* **Task statement**: Pull out every line in the data that has the string "mouse" in it.

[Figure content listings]

----

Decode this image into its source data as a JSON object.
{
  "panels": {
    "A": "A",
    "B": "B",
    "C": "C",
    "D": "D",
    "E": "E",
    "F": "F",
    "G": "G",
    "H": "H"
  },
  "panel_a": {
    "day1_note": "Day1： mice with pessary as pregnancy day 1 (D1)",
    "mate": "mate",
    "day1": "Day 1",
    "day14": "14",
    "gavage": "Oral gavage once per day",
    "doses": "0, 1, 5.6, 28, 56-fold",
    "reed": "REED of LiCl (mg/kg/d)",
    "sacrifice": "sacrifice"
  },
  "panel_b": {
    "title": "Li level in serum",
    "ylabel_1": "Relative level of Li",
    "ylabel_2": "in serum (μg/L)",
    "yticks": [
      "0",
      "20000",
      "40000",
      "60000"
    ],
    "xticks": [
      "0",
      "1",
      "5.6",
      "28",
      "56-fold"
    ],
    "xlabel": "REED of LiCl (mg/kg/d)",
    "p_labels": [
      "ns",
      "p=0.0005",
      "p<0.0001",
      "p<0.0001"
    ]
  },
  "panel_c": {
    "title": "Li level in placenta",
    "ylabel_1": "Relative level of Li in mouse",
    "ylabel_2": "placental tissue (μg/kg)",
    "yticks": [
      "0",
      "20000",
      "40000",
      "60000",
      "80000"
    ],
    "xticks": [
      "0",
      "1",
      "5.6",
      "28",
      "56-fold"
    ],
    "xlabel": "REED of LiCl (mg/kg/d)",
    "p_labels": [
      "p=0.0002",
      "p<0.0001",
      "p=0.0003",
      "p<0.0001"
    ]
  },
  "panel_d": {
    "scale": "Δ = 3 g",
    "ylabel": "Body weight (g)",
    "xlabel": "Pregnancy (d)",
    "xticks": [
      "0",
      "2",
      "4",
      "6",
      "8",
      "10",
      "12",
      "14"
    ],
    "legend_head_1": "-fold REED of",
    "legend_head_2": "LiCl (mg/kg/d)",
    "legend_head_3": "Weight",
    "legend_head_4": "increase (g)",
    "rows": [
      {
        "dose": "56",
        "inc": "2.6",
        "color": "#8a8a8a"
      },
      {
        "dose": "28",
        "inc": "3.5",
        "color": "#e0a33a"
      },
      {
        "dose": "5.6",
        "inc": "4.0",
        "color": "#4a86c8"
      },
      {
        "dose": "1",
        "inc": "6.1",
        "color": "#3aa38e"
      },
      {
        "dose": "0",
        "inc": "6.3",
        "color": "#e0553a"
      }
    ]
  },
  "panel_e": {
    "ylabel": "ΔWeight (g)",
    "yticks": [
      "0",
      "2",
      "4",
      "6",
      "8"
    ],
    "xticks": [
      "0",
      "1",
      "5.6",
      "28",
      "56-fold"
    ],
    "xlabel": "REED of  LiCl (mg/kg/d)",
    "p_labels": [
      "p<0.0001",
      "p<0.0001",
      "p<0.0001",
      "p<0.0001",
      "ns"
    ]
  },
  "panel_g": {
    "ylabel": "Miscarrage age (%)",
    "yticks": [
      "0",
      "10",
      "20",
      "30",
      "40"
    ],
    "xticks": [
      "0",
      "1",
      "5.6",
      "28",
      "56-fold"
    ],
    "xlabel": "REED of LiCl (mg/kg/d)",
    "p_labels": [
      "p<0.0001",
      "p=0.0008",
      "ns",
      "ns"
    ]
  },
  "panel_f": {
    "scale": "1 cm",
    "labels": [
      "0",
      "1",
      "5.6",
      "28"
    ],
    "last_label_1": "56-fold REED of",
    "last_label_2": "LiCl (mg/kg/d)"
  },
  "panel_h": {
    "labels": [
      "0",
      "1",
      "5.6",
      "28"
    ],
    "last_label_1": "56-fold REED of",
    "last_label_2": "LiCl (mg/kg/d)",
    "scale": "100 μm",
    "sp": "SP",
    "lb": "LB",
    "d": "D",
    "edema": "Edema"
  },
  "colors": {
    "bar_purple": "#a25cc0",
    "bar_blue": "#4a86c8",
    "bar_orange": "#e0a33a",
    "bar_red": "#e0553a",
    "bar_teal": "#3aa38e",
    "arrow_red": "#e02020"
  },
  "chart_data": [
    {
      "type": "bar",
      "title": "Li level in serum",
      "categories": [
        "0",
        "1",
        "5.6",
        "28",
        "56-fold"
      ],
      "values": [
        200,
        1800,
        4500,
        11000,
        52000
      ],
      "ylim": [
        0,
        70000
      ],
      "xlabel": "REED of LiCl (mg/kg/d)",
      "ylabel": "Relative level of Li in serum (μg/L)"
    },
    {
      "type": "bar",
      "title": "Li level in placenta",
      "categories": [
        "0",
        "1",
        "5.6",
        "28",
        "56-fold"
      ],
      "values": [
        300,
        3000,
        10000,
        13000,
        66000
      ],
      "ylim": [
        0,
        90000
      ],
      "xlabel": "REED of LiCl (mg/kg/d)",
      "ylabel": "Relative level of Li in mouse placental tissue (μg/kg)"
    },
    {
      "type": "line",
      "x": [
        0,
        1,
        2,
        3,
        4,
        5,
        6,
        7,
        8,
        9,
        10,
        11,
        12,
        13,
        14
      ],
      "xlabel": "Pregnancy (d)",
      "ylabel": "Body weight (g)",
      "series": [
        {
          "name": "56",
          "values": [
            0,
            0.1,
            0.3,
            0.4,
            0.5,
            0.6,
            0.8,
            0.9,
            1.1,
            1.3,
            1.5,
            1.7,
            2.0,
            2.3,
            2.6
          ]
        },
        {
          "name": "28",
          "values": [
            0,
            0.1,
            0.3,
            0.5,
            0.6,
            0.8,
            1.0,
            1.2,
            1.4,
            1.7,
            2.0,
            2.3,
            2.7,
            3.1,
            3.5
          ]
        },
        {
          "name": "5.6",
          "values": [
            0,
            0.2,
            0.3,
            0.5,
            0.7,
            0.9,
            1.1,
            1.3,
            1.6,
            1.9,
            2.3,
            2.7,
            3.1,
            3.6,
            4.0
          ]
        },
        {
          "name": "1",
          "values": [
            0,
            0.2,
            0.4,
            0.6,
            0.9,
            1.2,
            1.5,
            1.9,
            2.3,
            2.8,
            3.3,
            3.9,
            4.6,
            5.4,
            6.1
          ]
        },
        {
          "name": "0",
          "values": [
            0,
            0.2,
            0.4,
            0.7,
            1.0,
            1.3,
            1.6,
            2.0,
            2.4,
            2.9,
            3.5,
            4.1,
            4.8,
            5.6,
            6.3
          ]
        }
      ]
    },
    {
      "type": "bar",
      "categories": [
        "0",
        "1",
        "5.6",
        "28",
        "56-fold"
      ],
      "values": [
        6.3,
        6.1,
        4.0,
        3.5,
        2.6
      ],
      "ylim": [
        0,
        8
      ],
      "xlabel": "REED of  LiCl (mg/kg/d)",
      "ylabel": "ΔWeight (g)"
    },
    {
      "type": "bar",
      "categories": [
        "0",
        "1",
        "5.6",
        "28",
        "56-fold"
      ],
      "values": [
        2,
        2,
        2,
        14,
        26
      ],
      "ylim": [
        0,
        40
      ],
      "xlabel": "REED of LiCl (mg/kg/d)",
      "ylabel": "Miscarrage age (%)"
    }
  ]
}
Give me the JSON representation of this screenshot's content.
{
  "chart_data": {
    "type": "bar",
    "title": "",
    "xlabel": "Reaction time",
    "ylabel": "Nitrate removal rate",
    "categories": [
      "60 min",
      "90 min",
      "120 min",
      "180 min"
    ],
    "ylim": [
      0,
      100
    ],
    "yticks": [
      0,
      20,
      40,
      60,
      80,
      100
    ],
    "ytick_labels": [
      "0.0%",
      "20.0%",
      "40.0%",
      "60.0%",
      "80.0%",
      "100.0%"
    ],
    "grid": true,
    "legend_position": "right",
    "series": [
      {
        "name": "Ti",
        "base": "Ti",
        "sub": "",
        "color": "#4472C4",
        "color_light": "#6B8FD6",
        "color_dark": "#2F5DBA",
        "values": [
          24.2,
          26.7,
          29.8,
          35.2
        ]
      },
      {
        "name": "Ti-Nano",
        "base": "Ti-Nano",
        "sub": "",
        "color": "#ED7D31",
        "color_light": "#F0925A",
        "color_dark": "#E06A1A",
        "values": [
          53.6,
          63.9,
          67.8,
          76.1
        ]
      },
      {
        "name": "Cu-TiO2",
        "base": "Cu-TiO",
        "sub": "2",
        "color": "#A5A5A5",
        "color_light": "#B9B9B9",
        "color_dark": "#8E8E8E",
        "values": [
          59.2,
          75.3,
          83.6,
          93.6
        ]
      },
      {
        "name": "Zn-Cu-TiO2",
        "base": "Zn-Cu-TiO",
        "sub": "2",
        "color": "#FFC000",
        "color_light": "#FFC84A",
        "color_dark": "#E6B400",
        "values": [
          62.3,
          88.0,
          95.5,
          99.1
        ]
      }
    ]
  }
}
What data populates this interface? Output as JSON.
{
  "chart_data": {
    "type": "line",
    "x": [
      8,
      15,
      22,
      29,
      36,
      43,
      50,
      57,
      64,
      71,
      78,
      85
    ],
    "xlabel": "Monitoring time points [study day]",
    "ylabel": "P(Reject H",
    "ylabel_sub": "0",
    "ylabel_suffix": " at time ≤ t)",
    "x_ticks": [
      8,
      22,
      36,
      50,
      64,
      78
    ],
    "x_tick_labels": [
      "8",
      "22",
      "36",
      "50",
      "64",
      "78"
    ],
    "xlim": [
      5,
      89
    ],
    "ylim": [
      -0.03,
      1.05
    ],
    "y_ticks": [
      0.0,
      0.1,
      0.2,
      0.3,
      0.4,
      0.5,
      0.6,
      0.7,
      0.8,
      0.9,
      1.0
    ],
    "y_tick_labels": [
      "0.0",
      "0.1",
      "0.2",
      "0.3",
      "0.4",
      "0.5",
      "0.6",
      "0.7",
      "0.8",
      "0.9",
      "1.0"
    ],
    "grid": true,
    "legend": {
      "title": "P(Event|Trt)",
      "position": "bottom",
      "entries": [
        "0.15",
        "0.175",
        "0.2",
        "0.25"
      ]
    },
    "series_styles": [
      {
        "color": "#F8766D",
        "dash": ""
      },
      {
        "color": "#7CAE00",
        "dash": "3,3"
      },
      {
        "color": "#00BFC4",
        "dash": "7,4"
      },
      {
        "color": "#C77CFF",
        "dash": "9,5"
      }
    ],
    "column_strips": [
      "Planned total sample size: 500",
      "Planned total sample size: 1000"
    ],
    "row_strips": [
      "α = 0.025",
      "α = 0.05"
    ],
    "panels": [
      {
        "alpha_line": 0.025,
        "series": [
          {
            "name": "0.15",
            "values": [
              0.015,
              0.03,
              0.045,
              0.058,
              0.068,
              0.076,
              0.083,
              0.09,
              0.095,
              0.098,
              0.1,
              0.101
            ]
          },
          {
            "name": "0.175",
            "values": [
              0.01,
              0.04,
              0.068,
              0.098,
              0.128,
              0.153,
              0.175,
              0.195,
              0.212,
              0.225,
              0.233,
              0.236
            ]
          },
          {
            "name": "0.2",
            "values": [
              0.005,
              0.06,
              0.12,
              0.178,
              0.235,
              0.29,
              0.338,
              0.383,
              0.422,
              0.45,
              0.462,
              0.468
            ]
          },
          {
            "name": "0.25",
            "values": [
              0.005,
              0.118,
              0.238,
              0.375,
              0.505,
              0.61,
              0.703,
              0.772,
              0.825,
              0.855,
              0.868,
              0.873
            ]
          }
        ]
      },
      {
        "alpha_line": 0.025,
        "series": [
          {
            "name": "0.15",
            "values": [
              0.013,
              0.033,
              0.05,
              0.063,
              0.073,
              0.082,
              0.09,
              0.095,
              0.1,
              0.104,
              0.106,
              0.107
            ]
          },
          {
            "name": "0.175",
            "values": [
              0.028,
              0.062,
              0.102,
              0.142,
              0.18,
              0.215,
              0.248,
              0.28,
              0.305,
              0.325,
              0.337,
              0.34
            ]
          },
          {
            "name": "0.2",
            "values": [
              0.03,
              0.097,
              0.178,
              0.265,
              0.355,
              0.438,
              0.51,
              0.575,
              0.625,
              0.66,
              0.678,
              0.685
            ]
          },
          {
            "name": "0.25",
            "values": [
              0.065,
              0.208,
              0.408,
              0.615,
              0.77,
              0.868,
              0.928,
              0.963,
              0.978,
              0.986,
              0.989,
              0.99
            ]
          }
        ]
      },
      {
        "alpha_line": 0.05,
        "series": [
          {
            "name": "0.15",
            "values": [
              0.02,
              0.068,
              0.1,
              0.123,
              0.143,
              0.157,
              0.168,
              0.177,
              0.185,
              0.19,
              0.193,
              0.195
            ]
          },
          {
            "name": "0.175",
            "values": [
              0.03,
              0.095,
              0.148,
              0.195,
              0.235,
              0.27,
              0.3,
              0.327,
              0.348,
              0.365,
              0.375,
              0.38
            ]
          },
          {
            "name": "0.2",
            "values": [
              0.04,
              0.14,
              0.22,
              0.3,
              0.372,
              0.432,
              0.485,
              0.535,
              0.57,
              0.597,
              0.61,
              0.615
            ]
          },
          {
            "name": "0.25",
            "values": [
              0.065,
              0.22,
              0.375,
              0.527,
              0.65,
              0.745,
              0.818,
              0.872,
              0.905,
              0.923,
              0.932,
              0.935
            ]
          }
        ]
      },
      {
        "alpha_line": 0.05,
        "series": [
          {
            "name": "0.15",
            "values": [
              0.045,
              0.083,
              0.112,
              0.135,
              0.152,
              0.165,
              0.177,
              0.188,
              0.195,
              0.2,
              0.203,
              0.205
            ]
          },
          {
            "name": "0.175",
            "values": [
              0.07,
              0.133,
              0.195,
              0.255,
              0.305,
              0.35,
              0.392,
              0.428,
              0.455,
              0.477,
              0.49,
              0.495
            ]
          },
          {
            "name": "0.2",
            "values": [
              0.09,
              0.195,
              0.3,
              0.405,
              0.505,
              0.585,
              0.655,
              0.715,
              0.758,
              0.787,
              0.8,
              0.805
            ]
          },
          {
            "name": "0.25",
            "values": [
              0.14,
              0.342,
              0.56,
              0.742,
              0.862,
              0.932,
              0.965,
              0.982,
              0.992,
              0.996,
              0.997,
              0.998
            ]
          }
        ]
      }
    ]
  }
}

----

* **Correct output**:
    "ylabel_1": "Relative level of Li in mouse",
      "ylabel": "Relative level of Li in mouse placental tissue (μg/kg)"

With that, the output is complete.